◆ **YOUR OBJECTIVE**
Write out every line below that includes the word "color".

[Dataset records on visual material]
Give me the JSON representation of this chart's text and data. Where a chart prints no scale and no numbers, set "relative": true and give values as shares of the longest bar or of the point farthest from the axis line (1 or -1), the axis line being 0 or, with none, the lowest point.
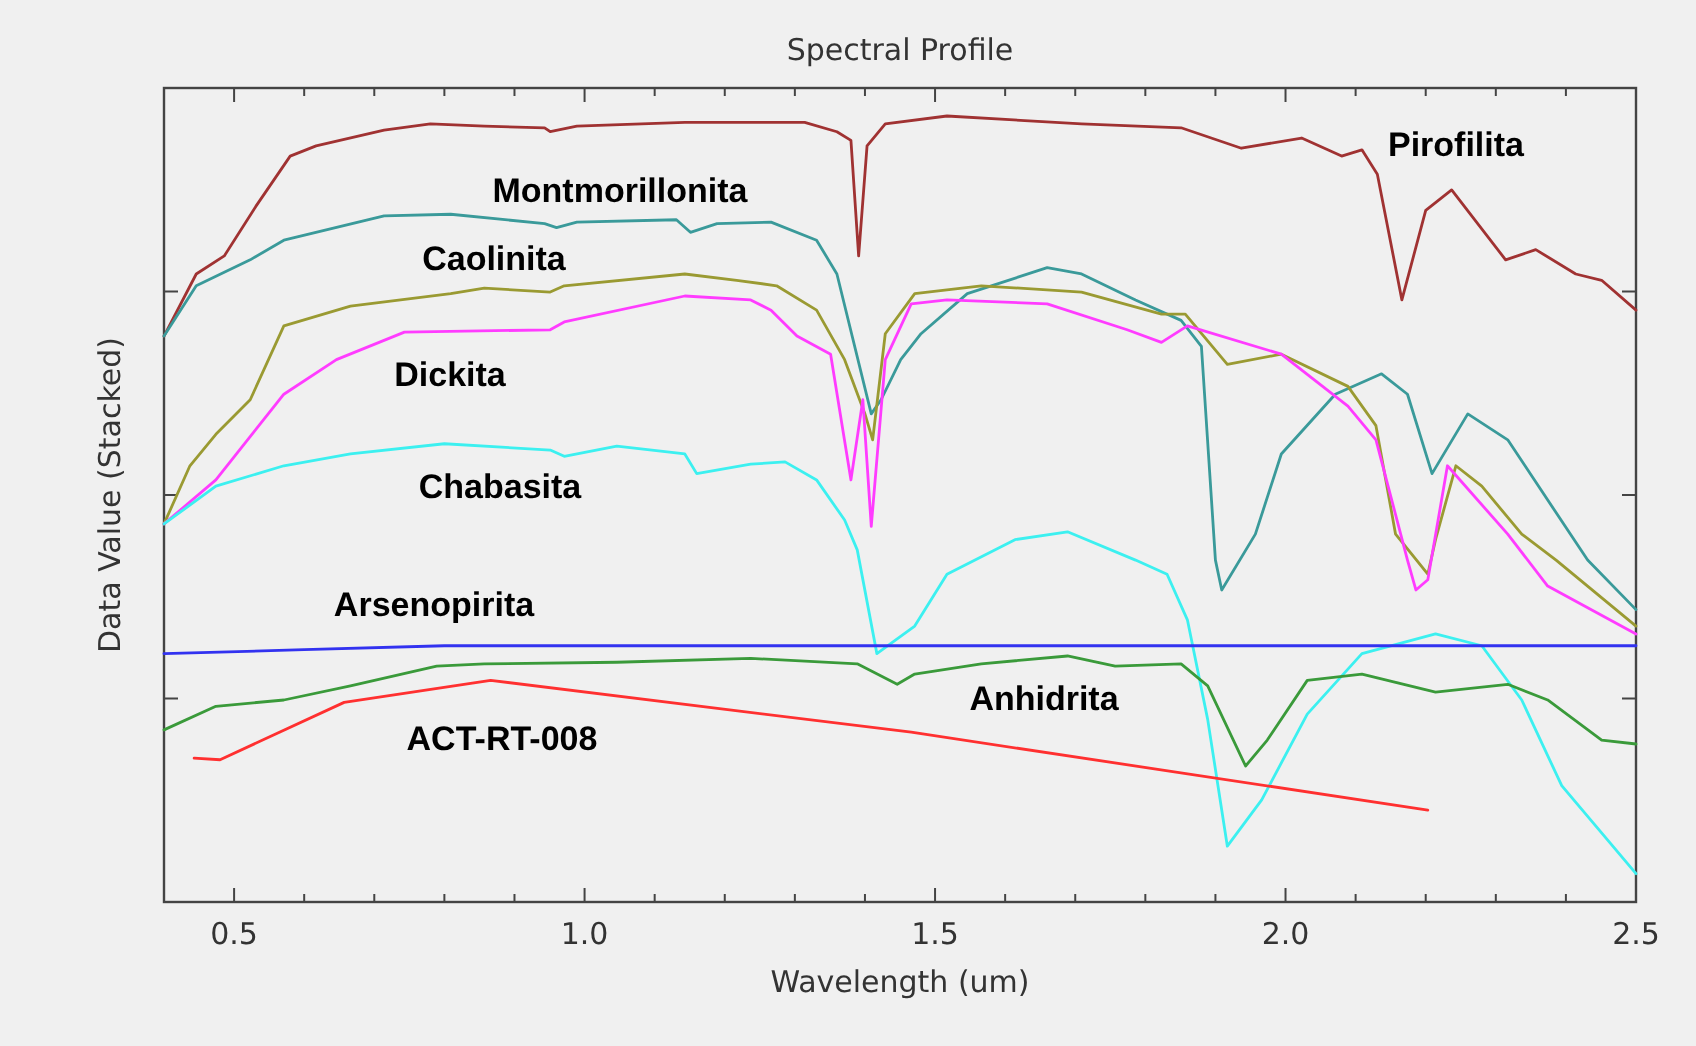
{
  "chart_data": {
    "type": "line",
    "title": "Spectral Profile",
    "xlabel": "Wavelength (um)",
    "ylabel": "Data Value (Stacked)",
    "relative": true,
    "xlim": [
      0.4,
      2.5
    ],
    "xticks": [
      0.5,
      {
        "value": 0.6,
        "label": null
      },
      {
        "value": 0.7,
        "label": null
      },
      {
        "value": 0.8,
        "label": null
      },
      {
        "value": 0.9,
        "label": null
      },
      {
        "value": 1,
        "label": "1.0"
      },
      {
        "value": 1.1,
        "label": null
      },
      {
        "value": 1.2,
        "label": null
      },
      {
        "value": 1.3,
        "label": null
      },
      {
        "value": 1.4,
        "label": null
      },
      1.5,
      {
        "value": 1.6,
        "label": null
      },
      {
        "value": 1.7,
        "label": null
      },
      {
        "value": 1.8,
        "label": null
      },
      {
        "value": 1.9,
        "label": null
      },
      {
        "value": 2,
        "label": "2.0"
      },
      {
        "value": 2.1,
        "label": null
      },
      {
        "value": 2.2,
        "label": null
      },
      {
        "value": 2.3,
        "label": null
      },
      {
        "value": 2.4,
        "label": null
      },
      2.5
    ],
    "series": [
      {
        "name": "Pirofilita",
        "color": "#a03232",
        "x": [
          0.4,
          0.446,
          0.486,
          0.531,
          0.58,
          0.617,
          0.714,
          0.78,
          0.857,
          0.943,
          0.951,
          0.989,
          1.143,
          1.314,
          1.36,
          1.38,
          1.391,
          1.403,
          1.429,
          1.517,
          1.709,
          1.851,
          1.937,
          2.023,
          2.08,
          2.109,
          2.131,
          2.166,
          2.2,
          2.237,
          2.314,
          2.357,
          2.414,
          2.451,
          2.5
        ],
        "values": [
          0.72,
          0.799,
          0.822,
          0.885,
          0.949,
          0.962,
          0.982,
          0.99,
          0.987,
          0.985,
          0.98,
          0.987,
          0.992,
          0.992,
          0.98,
          0.969,
          0.822,
          0.962,
          0.99,
          1,
          0.99,
          0.985,
          0.959,
          0.972,
          0.949,
          0.957,
          0.926,
          0.766,
          0.88,
          0.906,
          0.817,
          0.83,
          0.799,
          0.791,
          0.753
        ]
      },
      {
        "name": "Montmorillonita",
        "color": "#3a9a9a",
        "x": [
          0.4,
          0.446,
          0.523,
          0.571,
          0.714,
          0.809,
          0.943,
          0.96,
          0.989,
          1.131,
          1.151,
          1.189,
          1.266,
          1.331,
          1.36,
          1.409,
          1.423,
          1.451,
          1.48,
          1.546,
          1.66,
          1.709,
          1.786,
          1.851,
          1.88,
          1.9,
          1.909,
          1.957,
          1.994,
          2.071,
          2.137,
          2.174,
          2.209,
          2.26,
          2.317,
          2.431,
          2.5
        ],
        "values": [
          0.72,
          0.784,
          0.817,
          0.842,
          0.873,
          0.875,
          0.863,
          0.858,
          0.865,
          0.868,
          0.852,
          0.863,
          0.865,
          0.842,
          0.799,
          0.621,
          0.639,
          0.69,
          0.723,
          0.774,
          0.807,
          0.799,
          0.766,
          0.74,
          0.707,
          0.435,
          0.397,
          0.468,
          0.57,
          0.646,
          0.672,
          0.646,
          0.545,
          0.621,
          0.588,
          0.435,
          0.372
        ]
      },
      {
        "name": "Caolinita",
        "color": "#9a9a32",
        "x": [
          0.4,
          0.437,
          0.474,
          0.523,
          0.571,
          0.666,
          0.809,
          0.857,
          0.951,
          0.971,
          1.143,
          1.217,
          1.274,
          1.331,
          1.371,
          1.4,
          1.411,
          1.429,
          1.471,
          1.566,
          1.709,
          1.823,
          1.857,
          1.917,
          1.994,
          2.089,
          2.129,
          2.157,
          2.203,
          2.214,
          2.243,
          2.28,
          2.337,
          2.386,
          2.5
        ],
        "values": [
          0.481,
          0.555,
          0.595,
          0.639,
          0.733,
          0.758,
          0.774,
          0.781,
          0.776,
          0.784,
          0.799,
          0.791,
          0.784,
          0.753,
          0.69,
          0.621,
          0.588,
          0.723,
          0.774,
          0.784,
          0.776,
          0.748,
          0.748,
          0.684,
          0.697,
          0.656,
          0.606,
          0.468,
          0.417,
          0.461,
          0.555,
          0.529,
          0.468,
          0.435,
          0.351
        ]
      },
      {
        "name": "Dickita",
        "color": "#ff3cff",
        "x": [
          0.4,
          0.474,
          0.571,
          0.646,
          0.743,
          0.951,
          0.971,
          1.143,
          1.237,
          1.266,
          1.303,
          1.351,
          1.38,
          1.397,
          1.409,
          1.429,
          1.466,
          1.517,
          1.66,
          1.774,
          1.823,
          1.86,
          1.994,
          2.089,
          2.129,
          2.174,
          2.186,
          2.203,
          2.231,
          2.317,
          2.374,
          2.5
        ],
        "values": [
          0.481,
          0.537,
          0.646,
          0.69,
          0.725,
          0.728,
          0.738,
          0.771,
          0.766,
          0.753,
          0.72,
          0.697,
          0.537,
          0.639,
          0.478,
          0.69,
          0.761,
          0.766,
          0.761,
          0.728,
          0.712,
          0.733,
          0.697,
          0.631,
          0.588,
          0.435,
          0.397,
          0.41,
          0.555,
          0.468,
          0.402,
          0.341
        ]
      },
      {
        "name": "Chabasita",
        "color": "#3cf0f0",
        "x": [
          0.4,
          0.474,
          0.571,
          0.666,
          0.8,
          0.951,
          0.971,
          1.046,
          1.143,
          1.16,
          1.237,
          1.286,
          1.331,
          1.371,
          1.389,
          1.417,
          1.471,
          1.517,
          1.614,
          1.689,
          1.786,
          1.831,
          1.86,
          1.889,
          1.917,
          1.966,
          2.031,
          2.109,
          2.214,
          2.28,
          2.337,
          2.394,
          2.5
        ],
        "values": [
          0.481,
          0.529,
          0.555,
          0.57,
          0.583,
          0.575,
          0.567,
          0.58,
          0.57,
          0.545,
          0.557,
          0.56,
          0.537,
          0.486,
          0.448,
          0.316,
          0.351,
          0.417,
          0.461,
          0.471,
          0.435,
          0.417,
          0.359,
          0.232,
          0.071,
          0.13,
          0.239,
          0.316,
          0.341,
          0.326,
          0.257,
          0.148,
          0.036
        ]
      },
      {
        "name": "Arsenopirita",
        "color": "#3232f0",
        "x": [
          0.4,
          0.6,
          0.8,
          1,
          1.5,
          2,
          2.5
        ],
        "values": [
          0.316,
          0.321,
          0.326,
          0.326,
          0.326,
          0.326,
          0.326
        ]
      },
      {
        "name": "Anhidrita",
        "color": "#3a9a3a",
        "x": [
          0.4,
          0.474,
          0.571,
          0.666,
          0.789,
          0.857,
          1.046,
          1.237,
          1.389,
          1.446,
          1.471,
          1.566,
          1.689,
          1.757,
          1.851,
          1.889,
          1.943,
          1.974,
          2.031,
          2.109,
          2.214,
          2.317,
          2.374,
          2.451,
          2.5
        ],
        "values": [
          0.219,
          0.249,
          0.257,
          0.275,
          0.3,
          0.303,
          0.305,
          0.31,
          0.303,
          0.277,
          0.29,
          0.303,
          0.313,
          0.3,
          0.303,
          0.275,
          0.173,
          0.206,
          0.282,
          0.29,
          0.267,
          0.277,
          0.257,
          0.206,
          0.201
        ]
      },
      {
        "name": "ACT-RT-008",
        "color": "#ff3030",
        "x": [
          0.443,
          0.48,
          0.657,
          0.866,
          1.466,
          2.203
        ],
        "values": [
          0.183,
          0.181,
          0.254,
          0.282,
          0.216,
          0.117
        ]
      }
    ]
  }
}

◆ **WORKED SOLUTION**
        "color": "#a03232",
        "color": "#3a9a9a",
        "color": "#9a9a32",
        "color": "#ff3cff",
        "color": "#3cf0f0",
        "color": "#3232f0",
        "color": "#3a9a3a",
        "color": "#ff3030",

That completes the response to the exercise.